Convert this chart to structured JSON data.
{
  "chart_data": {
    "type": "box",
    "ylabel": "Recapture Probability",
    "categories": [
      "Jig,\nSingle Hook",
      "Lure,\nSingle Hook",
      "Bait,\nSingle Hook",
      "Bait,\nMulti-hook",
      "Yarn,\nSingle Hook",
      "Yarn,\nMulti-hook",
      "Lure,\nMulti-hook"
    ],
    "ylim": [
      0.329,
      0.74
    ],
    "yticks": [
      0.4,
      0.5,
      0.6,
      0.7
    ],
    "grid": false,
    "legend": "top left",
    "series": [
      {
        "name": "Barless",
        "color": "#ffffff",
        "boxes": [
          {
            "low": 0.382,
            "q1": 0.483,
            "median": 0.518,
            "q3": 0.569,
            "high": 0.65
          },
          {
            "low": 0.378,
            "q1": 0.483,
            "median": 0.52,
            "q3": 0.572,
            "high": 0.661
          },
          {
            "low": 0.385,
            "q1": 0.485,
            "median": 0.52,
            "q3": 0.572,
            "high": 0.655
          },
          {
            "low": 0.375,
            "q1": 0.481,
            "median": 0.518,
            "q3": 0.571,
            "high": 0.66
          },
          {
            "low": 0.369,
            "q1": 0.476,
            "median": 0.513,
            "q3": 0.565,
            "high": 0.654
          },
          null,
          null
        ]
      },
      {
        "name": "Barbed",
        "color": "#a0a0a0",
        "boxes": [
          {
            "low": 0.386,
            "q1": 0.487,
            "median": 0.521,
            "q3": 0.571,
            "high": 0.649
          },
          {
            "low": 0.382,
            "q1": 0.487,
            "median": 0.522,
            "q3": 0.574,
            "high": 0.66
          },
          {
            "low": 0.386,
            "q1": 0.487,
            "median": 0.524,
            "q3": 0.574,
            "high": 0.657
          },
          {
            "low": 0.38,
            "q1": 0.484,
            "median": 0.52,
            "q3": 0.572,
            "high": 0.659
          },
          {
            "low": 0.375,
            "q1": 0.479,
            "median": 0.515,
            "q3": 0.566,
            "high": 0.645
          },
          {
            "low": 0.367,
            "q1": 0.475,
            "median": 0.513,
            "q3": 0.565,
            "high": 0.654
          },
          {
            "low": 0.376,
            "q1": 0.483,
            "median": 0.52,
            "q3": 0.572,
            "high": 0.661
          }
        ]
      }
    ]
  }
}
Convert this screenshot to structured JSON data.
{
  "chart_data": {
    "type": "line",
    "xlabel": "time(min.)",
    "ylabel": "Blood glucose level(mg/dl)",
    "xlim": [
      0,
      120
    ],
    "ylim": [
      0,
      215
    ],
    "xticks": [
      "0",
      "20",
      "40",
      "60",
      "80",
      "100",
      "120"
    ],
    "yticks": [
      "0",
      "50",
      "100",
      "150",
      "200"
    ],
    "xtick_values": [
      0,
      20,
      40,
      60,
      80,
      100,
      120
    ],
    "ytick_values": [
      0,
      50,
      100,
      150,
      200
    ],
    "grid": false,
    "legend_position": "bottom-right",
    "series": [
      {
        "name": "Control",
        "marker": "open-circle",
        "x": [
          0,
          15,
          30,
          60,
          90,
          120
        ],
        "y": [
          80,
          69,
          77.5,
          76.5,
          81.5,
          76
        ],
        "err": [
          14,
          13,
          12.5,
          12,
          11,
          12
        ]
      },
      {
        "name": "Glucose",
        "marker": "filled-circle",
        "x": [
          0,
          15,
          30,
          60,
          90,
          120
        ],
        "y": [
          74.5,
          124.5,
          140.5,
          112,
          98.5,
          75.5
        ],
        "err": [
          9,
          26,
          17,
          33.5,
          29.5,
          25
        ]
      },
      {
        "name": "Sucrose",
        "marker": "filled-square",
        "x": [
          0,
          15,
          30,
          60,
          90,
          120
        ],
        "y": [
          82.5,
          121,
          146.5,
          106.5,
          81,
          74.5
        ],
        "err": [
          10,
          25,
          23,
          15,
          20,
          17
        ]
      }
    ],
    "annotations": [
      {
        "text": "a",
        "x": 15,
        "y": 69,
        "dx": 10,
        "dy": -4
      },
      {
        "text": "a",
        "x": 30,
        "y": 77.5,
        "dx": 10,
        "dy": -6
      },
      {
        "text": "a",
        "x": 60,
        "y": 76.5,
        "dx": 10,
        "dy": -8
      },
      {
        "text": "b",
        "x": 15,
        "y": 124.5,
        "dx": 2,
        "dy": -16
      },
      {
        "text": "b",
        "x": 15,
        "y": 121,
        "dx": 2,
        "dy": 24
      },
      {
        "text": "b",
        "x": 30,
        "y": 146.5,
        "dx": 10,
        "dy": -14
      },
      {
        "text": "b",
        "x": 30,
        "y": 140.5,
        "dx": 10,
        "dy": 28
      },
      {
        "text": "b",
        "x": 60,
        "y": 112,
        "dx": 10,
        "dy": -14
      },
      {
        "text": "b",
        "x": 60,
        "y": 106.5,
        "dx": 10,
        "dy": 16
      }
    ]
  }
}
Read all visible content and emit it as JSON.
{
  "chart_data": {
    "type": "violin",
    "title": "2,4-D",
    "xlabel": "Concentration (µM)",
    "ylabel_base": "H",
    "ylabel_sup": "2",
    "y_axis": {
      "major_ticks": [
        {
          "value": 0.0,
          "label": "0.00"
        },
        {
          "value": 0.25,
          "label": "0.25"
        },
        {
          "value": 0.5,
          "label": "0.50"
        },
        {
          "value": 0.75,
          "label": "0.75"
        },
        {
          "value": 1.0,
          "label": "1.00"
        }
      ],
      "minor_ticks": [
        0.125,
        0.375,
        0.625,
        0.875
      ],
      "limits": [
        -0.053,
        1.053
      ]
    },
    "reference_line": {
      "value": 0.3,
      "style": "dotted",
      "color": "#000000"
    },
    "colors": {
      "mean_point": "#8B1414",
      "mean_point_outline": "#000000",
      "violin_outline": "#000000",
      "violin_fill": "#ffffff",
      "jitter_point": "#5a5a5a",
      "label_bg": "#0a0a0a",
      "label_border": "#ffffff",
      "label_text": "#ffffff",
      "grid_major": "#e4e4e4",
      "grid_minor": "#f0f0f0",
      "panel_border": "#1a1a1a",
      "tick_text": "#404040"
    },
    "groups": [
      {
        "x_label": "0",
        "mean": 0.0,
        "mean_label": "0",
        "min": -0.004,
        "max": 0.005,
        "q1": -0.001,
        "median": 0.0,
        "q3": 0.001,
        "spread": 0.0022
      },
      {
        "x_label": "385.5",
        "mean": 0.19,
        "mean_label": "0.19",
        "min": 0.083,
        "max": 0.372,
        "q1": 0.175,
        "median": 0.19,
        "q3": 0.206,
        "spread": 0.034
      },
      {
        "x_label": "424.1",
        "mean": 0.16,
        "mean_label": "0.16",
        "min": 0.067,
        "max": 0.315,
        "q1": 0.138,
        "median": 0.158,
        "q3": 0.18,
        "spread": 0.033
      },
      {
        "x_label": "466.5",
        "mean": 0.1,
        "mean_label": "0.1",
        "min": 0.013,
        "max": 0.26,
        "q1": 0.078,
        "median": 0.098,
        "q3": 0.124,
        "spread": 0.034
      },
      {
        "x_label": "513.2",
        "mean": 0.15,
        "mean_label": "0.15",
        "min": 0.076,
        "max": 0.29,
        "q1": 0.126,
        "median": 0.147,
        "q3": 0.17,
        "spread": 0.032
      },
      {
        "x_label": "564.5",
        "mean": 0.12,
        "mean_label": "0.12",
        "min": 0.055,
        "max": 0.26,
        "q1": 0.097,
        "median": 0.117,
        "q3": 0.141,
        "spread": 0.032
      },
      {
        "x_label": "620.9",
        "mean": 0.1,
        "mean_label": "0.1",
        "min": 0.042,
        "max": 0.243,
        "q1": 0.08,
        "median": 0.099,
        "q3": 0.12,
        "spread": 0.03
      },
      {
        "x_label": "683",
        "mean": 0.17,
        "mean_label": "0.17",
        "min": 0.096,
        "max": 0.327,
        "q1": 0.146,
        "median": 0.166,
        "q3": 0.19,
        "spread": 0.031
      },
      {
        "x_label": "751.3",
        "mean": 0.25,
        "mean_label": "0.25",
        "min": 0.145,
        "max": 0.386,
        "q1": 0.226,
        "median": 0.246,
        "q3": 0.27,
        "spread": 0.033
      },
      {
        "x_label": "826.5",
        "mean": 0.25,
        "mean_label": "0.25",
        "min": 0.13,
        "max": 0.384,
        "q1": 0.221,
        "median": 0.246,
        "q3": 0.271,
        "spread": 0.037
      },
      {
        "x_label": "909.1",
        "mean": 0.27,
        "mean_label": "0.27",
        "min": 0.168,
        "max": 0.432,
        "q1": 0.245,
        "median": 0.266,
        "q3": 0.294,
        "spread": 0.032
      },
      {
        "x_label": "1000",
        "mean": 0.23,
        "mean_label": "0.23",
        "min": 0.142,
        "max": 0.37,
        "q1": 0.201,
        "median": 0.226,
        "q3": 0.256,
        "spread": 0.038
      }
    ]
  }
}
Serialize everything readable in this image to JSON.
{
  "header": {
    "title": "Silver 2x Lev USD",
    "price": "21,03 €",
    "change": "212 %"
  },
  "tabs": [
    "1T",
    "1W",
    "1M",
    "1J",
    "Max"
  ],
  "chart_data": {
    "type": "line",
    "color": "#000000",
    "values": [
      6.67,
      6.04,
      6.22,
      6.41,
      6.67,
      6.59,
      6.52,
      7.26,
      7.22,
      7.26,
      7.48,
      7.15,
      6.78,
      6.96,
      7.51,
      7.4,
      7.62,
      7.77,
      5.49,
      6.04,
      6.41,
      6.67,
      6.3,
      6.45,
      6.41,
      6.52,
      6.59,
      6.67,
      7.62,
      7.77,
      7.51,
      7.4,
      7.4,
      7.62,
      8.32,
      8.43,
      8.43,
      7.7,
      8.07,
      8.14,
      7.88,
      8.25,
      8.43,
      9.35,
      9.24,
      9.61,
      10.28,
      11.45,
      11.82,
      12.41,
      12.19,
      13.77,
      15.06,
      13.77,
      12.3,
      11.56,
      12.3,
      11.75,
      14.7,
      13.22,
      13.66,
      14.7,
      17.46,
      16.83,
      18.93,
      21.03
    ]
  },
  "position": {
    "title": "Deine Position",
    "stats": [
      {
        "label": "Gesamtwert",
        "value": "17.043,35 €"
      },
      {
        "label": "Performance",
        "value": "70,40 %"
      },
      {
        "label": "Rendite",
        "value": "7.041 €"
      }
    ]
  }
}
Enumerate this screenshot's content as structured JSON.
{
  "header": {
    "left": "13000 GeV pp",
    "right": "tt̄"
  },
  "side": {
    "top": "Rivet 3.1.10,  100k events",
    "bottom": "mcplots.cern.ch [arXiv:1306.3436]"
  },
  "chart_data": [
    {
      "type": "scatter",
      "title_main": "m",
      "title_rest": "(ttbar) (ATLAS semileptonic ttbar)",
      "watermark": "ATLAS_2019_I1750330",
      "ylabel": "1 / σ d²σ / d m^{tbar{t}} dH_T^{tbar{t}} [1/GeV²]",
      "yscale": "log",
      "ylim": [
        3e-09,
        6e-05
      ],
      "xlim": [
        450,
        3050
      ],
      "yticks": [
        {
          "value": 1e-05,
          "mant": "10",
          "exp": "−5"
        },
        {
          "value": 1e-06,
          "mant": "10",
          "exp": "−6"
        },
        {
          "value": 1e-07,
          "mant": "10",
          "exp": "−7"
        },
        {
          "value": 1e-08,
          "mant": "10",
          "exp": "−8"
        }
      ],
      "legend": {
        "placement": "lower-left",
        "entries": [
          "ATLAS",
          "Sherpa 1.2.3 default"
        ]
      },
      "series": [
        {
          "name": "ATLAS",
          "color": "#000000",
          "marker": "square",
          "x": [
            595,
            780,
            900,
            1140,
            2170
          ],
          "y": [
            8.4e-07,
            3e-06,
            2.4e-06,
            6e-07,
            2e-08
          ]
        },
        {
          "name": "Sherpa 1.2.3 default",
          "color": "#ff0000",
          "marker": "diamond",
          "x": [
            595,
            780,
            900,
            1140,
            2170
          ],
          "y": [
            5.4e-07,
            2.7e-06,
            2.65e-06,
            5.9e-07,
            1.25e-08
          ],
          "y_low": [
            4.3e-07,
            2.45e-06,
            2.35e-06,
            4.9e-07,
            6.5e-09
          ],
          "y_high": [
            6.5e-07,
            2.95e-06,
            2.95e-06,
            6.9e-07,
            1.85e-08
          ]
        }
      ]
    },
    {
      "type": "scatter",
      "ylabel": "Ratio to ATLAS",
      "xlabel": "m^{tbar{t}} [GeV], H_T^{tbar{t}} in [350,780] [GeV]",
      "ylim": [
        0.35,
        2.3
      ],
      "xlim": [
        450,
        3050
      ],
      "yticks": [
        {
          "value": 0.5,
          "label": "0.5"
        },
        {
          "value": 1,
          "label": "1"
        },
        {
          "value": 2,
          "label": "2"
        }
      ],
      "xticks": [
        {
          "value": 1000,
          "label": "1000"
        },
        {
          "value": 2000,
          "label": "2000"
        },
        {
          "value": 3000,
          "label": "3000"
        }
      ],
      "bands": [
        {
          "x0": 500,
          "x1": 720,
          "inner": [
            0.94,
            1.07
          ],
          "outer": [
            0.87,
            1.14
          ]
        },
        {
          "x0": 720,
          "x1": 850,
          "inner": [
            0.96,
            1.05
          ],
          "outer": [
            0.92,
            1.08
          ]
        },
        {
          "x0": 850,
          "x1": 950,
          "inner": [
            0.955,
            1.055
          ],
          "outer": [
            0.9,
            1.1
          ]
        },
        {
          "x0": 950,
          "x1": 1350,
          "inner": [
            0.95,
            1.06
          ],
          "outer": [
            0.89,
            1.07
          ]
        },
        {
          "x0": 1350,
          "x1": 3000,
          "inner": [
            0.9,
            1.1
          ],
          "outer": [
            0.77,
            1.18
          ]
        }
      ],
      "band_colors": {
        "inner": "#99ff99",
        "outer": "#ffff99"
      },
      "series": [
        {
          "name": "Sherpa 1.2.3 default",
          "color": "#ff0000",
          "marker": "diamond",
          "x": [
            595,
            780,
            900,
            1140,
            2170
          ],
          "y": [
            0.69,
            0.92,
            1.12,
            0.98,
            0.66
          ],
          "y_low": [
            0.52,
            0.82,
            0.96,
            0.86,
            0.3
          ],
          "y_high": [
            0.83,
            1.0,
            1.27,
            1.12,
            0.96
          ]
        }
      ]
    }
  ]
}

#### WHAT THE EXERCISE ASKS
Tally up how many lines in the preceding listing contain the word "ffffff". Give nothing but the number.

#### THE ANSWER
4